Record excerpts
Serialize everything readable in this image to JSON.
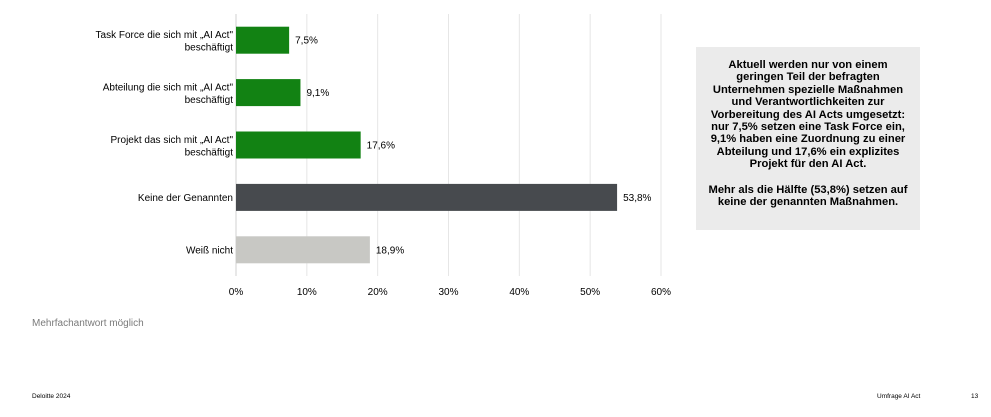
{
  "chart_data": {
    "type": "bar",
    "orientation": "horizontal",
    "categories": [
      "Task Force die sich mit „AI Act\" beschäftigt",
      "Abteilung die sich mit „AI Act\" beschäftigt",
      "Projekt das sich mit „AI Act\" beschäftigt",
      "Keine der Genannten",
      "Weiß nicht"
    ],
    "values": [
      7.5,
      9.1,
      17.6,
      53.8,
      18.9
    ],
    "value_labels": [
      "7,5%",
      "9,1%",
      "17,6%",
      "53,8%",
      "18,9%"
    ],
    "bar_colors": [
      "#128213",
      "#128213",
      "#128213",
      "#474a4e",
      "#c8c8c4"
    ],
    "xlim": [
      0,
      60
    ],
    "x_ticks": [
      0,
      10,
      20,
      30,
      40,
      50,
      60
    ],
    "x_tick_labels": [
      "0%",
      "10%",
      "20%",
      "30%",
      "40%",
      "50%",
      "60%"
    ],
    "grid": true,
    "grid_color": "#e6e6e6",
    "title": "",
    "xlabel": "",
    "ylabel": ""
  },
  "callout": {
    "paragraph1": "Aktuell werden nur von einem geringen Teil der befragten Unternehmen spezielle  Maßnahmen und Verantwortlichkeiten zur Vorbereitung des AI Acts umgesetzt: nur 7,5% setzen eine Task Force ein, 9,1% haben eine Zuordnung zu einer Abteilung und 17,6% ein explizites Projekt für den AI Act.",
    "paragraph2": "Mehr als die Hälfte (53,8%) setzen auf keine der genannten Maßnahmen.",
    "background": "#ebebeb"
  },
  "note": "Mehrfachantwort möglich",
  "footer": {
    "left": "Deloitte 2024",
    "right": "Umfrage AI Act",
    "page": "13"
  }
}
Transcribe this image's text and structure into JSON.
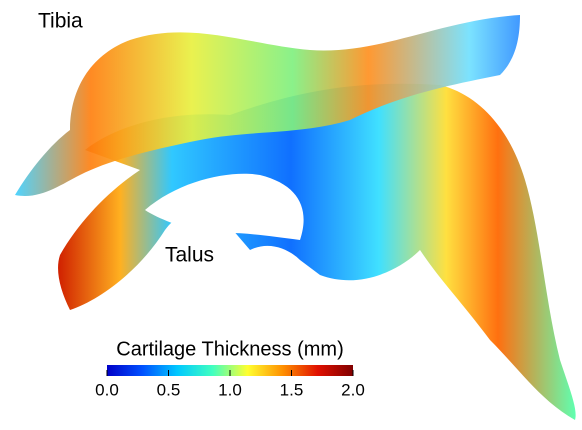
{
  "labels": {
    "tibia": "Tibia",
    "talus": "Talus"
  },
  "colorbar": {
    "title": "Cartilage Thickness (mm)",
    "range": [
      0,
      2
    ],
    "ticks": [
      {
        "value": 0,
        "label": "0.0"
      },
      {
        "value": 0.5,
        "label": "0.5"
      },
      {
        "value": 1,
        "label": "1.0"
      },
      {
        "value": 1.5,
        "label": "1.5"
      },
      {
        "value": 2,
        "label": "2.0"
      }
    ],
    "colors": [
      "#0000c8",
      "#0050ff",
      "#00c8ff",
      "#40ffc0",
      "#ffff30",
      "#ff9000",
      "#e01000",
      "#800000"
    ]
  }
}
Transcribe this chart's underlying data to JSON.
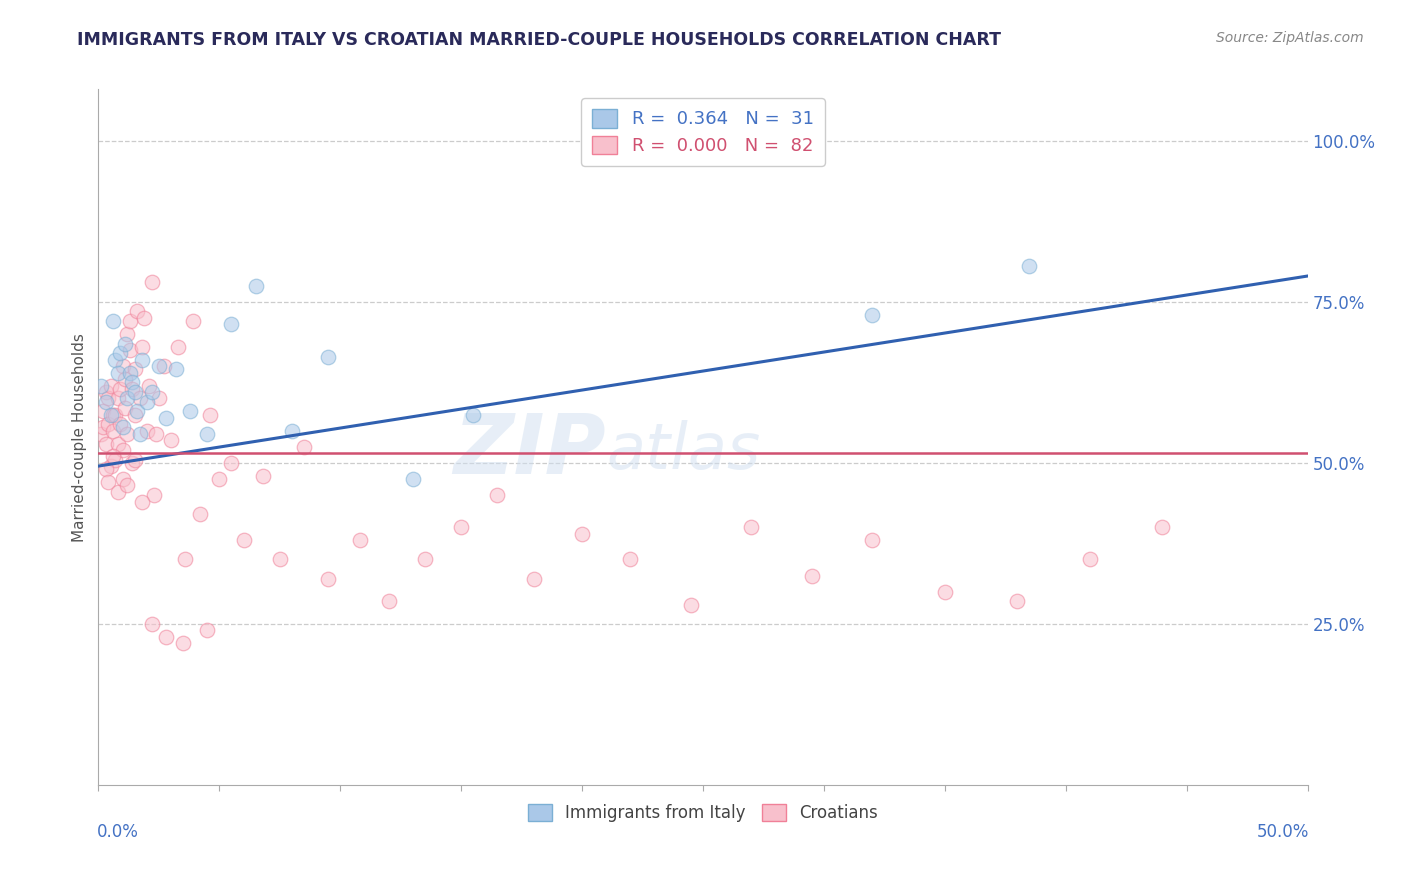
{
  "title": "IMMIGRANTS FROM ITALY VS CROATIAN MARRIED-COUPLE HOUSEHOLDS CORRELATION CHART",
  "source_text": "Source: ZipAtlas.com",
  "xlabel_bottom_left": "0.0%",
  "xlabel_bottom_right": "50.0%",
  "ylabel": "Married-couple Households",
  "ytick_labels": [
    "25.0%",
    "50.0%",
    "75.0%",
    "100.0%"
  ],
  "ytick_values": [
    0.25,
    0.5,
    0.75,
    1.0
  ],
  "xmin": 0.0,
  "xmax": 0.5,
  "ymin": 0.0,
  "ymax": 1.08,
  "legend_entries": [
    {
      "label": "R =  0.364   N =  31",
      "color": "#a8c4e0"
    },
    {
      "label": "R =  0.000   N =  82",
      "color": "#f4a0b0"
    }
  ],
  "italy_scatter_x": [
    0.001,
    0.003,
    0.005,
    0.006,
    0.007,
    0.008,
    0.009,
    0.01,
    0.011,
    0.012,
    0.013,
    0.014,
    0.015,
    0.016,
    0.017,
    0.018,
    0.02,
    0.022,
    0.025,
    0.028,
    0.032,
    0.038,
    0.045,
    0.055,
    0.065,
    0.08,
    0.095,
    0.13,
    0.155,
    0.32,
    0.385
  ],
  "italy_scatter_y": [
    0.62,
    0.595,
    0.575,
    0.72,
    0.66,
    0.64,
    0.67,
    0.555,
    0.685,
    0.6,
    0.64,
    0.625,
    0.61,
    0.58,
    0.545,
    0.66,
    0.595,
    0.61,
    0.65,
    0.57,
    0.645,
    0.58,
    0.545,
    0.715,
    0.775,
    0.55,
    0.665,
    0.475,
    0.575,
    0.73,
    0.805
  ],
  "croatian_scatter_x": [
    0.001,
    0.002,
    0.002,
    0.003,
    0.003,
    0.004,
    0.004,
    0.005,
    0.005,
    0.006,
    0.006,
    0.007,
    0.007,
    0.008,
    0.008,
    0.009,
    0.009,
    0.01,
    0.01,
    0.011,
    0.011,
    0.012,
    0.012,
    0.013,
    0.013,
    0.014,
    0.014,
    0.015,
    0.015,
    0.016,
    0.017,
    0.018,
    0.019,
    0.02,
    0.021,
    0.022,
    0.023,
    0.024,
    0.025,
    0.027,
    0.03,
    0.033,
    0.036,
    0.039,
    0.042,
    0.046,
    0.05,
    0.055,
    0.06,
    0.068,
    0.075,
    0.085,
    0.095,
    0.108,
    0.12,
    0.135,
    0.15,
    0.165,
    0.18,
    0.2,
    0.22,
    0.245,
    0.27,
    0.295,
    0.32,
    0.35,
    0.38,
    0.41,
    0.44,
    0.003,
    0.004,
    0.006,
    0.008,
    0.01,
    0.012,
    0.015,
    0.018,
    0.022,
    0.028,
    0.035,
    0.045
  ],
  "croatian_scatter_y": [
    0.545,
    0.58,
    0.555,
    0.61,
    0.53,
    0.6,
    0.56,
    0.62,
    0.495,
    0.575,
    0.55,
    0.505,
    0.575,
    0.53,
    0.6,
    0.56,
    0.615,
    0.65,
    0.52,
    0.63,
    0.585,
    0.7,
    0.545,
    0.72,
    0.675,
    0.615,
    0.5,
    0.645,
    0.575,
    0.735,
    0.6,
    0.68,
    0.725,
    0.55,
    0.62,
    0.78,
    0.45,
    0.545,
    0.6,
    0.65,
    0.535,
    0.68,
    0.35,
    0.72,
    0.42,
    0.575,
    0.475,
    0.5,
    0.38,
    0.48,
    0.35,
    0.525,
    0.32,
    0.38,
    0.285,
    0.35,
    0.4,
    0.45,
    0.32,
    0.39,
    0.35,
    0.28,
    0.4,
    0.325,
    0.38,
    0.3,
    0.285,
    0.35,
    0.4,
    0.49,
    0.47,
    0.51,
    0.455,
    0.475,
    0.465,
    0.505,
    0.44,
    0.25,
    0.23,
    0.22,
    0.24
  ],
  "italy_line_x": [
    0.0,
    0.5
  ],
  "italy_line_y": [
    0.495,
    0.79
  ],
  "croatian_line_y": 0.516,
  "italy_color": "#7bafd4",
  "italy_color_fill": "#aac8e8",
  "croatian_color": "#f08098",
  "croatian_color_fill": "#f8c0cc",
  "trend_italy_color": "#3060b0",
  "trend_croatian_color": "#d05070",
  "watermark_text": "ZIP",
  "watermark_text2": "atlas",
  "background_color": "#ffffff",
  "grid_color": "#cccccc",
  "title_color": "#2a2a5a",
  "axis_label_color": "#4472c4",
  "scatter_alpha": 0.55,
  "scatter_size": 110
}
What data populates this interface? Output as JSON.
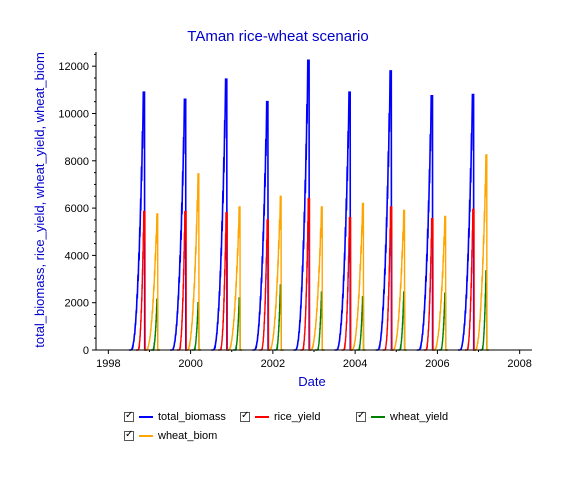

Task prompt
Word for word, quote the lines above. Omit the pictures.

Correct output
Serialize everything readable in this image to JSON.
{
  "chart_data": {
    "type": "bar",
    "orientation": "horizontal",
    "categories": [
      "Task Force die sich mit „AI Act\" beschäftigt",
      "Abteilung die sich mit „AI Act\" beschäftigt",
      "Projekt das sich mit „AI Act\" beschäftigt",
      "Keine der Genannten",
      "Weiß nicht"
    ],
    "values": [
      7.5,
      9.1,
      17.6,
      53.8,
      18.9
    ],
    "value_labels": [
      "7,5%",
      "9,1%",
      "17,6%",
      "53,8%",
      "18,9%"
    ],
    "bar_colors": [
      "#128213",
      "#128213",
      "#128213",
      "#474a4e",
      "#c8c8c4"
    ],
    "xlim": [
      0,
      60
    ],
    "x_ticks": [
      0,
      10,
      20,
      30,
      40,
      50,
      60
    ],
    "x_tick_labels": [
      "0%",
      "10%",
      "20%",
      "30%",
      "40%",
      "50%",
      "60%"
    ],
    "grid": true,
    "grid_color": "#e6e6e6",
    "title": "",
    "xlabel": "",
    "ylabel": ""
  },
  "callout": {
    "paragraph1": "Aktuell werden nur von einem geringen Teil der befragten Unternehmen spezielle  Maßnahmen und Verantwortlichkeiten zur Vorbereitung des AI Acts umgesetzt: nur 7,5% setzen eine Task Force ein, 9,1% haben eine Zuordnung zu einer Abteilung und 17,6% ein explizites Projekt für den AI Act.",
    "paragraph2": "Mehr als die Hälfte (53,8%) setzen auf keine der genannten Maßnahmen.",
    "background": "#ebebeb"
  },
  "note": "Mehrfachantwort möglich",
  "footer": {
    "left": "Deloitte 2024",
    "right": "Umfrage AI Act",
    "page": "13"
  }
}
Transcribe this image's text and structure into JSON.
{
  "labels": {
    "tibia": "Tibia",
    "talus": "Talus"
  },
  "colorbar": {
    "title": "Cartilage Thickness (mm)",
    "range": [
      0,
      2
    ],
    "ticks": [
      {
        "value": 0,
        "label": "0.0"
      },
      {
        "value": 0.5,
        "label": "0.5"
      },
      {
        "value": 1,
        "label": "1.0"
      },
      {
        "value": 1.5,
        "label": "1.5"
      },
      {
        "value": 2,
        "label": "2.0"
      }
    ],
    "colors": [
      "#0000c8",
      "#0050ff",
      "#00c8ff",
      "#40ffc0",
      "#ffff30",
      "#ff9000",
      "#e01000",
      "#800000"
    ]
  }
}
Transcribe this chart's underlying data to JSON.
{
  "title": "IMMIGRANTS FROM ITALY VS CROATIAN MARRIED-COUPLE HOUSEHOLDS CORRELATION CHART",
  "source_text": "Source: ZipAtlas.com",
  "xlabel_bottom_left": "0.0%",
  "xlabel_bottom_right": "50.0%",
  "ylabel": "Married-couple Households",
  "ytick_labels": [
    "25.0%",
    "50.0%",
    "75.0%",
    "100.0%"
  ],
  "ytick_values": [
    0.25,
    0.5,
    0.75,
    1.0
  ],
  "xmin": 0.0,
  "xmax": 0.5,
  "ymin": 0.0,
  "ymax": 1.08,
  "legend_entries": [
    {
      "label": "R =  0.364   N =  31",
      "color": "#a8c4e0"
    },
    {
      "label": "R =  0.000   N =  82",
      "color": "#f4a0b0"
    }
  ],
  "italy_scatter_x": [
    0.001,
    0.003,
    0.005,
    0.006,
    0.007,
    0.008,
    0.009,
    0.01,
    0.011,
    0.012,
    0.013,
    0.014,
    0.015,
    0.016,
    0.017,
    0.018,
    0.02,
    0.022,
    0.025,
    0.028,
    0.032,
    0.038,
    0.045,
    0.055,
    0.065,
    0.08,
    0.095,
    0.13,
    0.155,
    0.32,
    0.385
  ],
  "italy_scatter_y": [
    0.62,
    0.595,
    0.575,
    0.72,
    0.66,
    0.64,
    0.67,
    0.555,
    0.685,
    0.6,
    0.64,
    0.625,
    0.61,
    0.58,
    0.545,
    0.66,
    0.595,
    0.61,
    0.65,
    0.57,
    0.645,
    0.58,
    0.545,
    0.715,
    0.775,
    0.55,
    0.665,
    0.475,
    0.575,
    0.73,
    0.805
  ],
  "croatian_scatter_x": [
    0.001,
    0.002,
    0.002,
    0.003,
    0.003,
    0.004,
    0.004,
    0.005,
    0.005,
    0.006,
    0.006,
    0.007,
    0.007,
    0.008,
    0.008,
    0.009,
    0.009,
    0.01,
    0.01,
    0.011,
    0.011,
    0.012,
    0.012,
    0.013,
    0.013,
    0.014,
    0.014,
    0.015,
    0.015,
    0.016,
    0.017,
    0.018,
    0.019,
    0.02,
    0.021,
    0.022,
    0.023,
    0.024,
    0.025,
    0.027,
    0.03,
    0.033,
    0.036,
    0.039,
    0.042,
    0.046,
    0.05,
    0.055,
    0.06,
    0.068,
    0.075,
    0.085,
    0.095,
    0.108,
    0.12,
    0.135,
    0.15,
    0.165,
    0.18,
    0.2,
    0.22,
    0.245,
    0.27,
    0.295,
    0.32,
    0.35,
    0.38,
    0.41,
    0.44,
    0.003,
    0.004,
    0.006,
    0.008,
    0.01,
    0.012,
    0.015,
    0.018,
    0.022,
    0.028,
    0.035,
    0.045
  ],
  "croatian_scatter_y": [
    0.545,
    0.58,
    0.555,
    0.61,
    0.53,
    0.6,
    0.56,
    0.62,
    0.495,
    0.575,
    0.55,
    0.505,
    0.575,
    0.53,
    0.6,
    0.56,
    0.615,
    0.65,
    0.52,
    0.63,
    0.585,
    0.7,
    0.545,
    0.72,
    0.675,
    0.615,
    0.5,
    0.645,
    0.575,
    0.735,
    0.6,
    0.68,
    0.725,
    0.55,
    0.62,
    0.78,
    0.45,
    0.545,
    0.6,
    0.65,
    0.535,
    0.68,
    0.35,
    0.72,
    0.42,
    0.575,
    0.475,
    0.5,
    0.38,
    0.48,
    0.35,
    0.525,
    0.32,
    0.38,
    0.285,
    0.35,
    0.4,
    0.45,
    0.32,
    0.39,
    0.35,
    0.28,
    0.4,
    0.325,
    0.38,
    0.3,
    0.285,
    0.35,
    0.4,
    0.49,
    0.47,
    0.51,
    0.455,
    0.475,
    0.465,
    0.505,
    0.44,
    0.25,
    0.23,
    0.22,
    0.24
  ],
  "italy_line_x": [
    0.0,
    0.5
  ],
  "italy_line_y": [
    0.495,
    0.79
  ],
  "croatian_line_y": 0.516,
  "italy_color": "#7bafd4",
  "italy_color_fill": "#aac8e8",
  "croatian_color": "#f08098",
  "croatian_color_fill": "#f8c0cc",
  "trend_italy_color": "#3060b0",
  "trend_croatian_color": "#d05070",
  "watermark_text": "ZIP",
  "watermark_text2": "atlas",
  "background_color": "#ffffff",
  "grid_color": "#cccccc",
  "title_color": "#2a2a5a",
  "axis_label_color": "#4472c4",
  "scatter_alpha": 0.55,
  "scatter_size": 110
}
What data populates this interface? Output as JSON.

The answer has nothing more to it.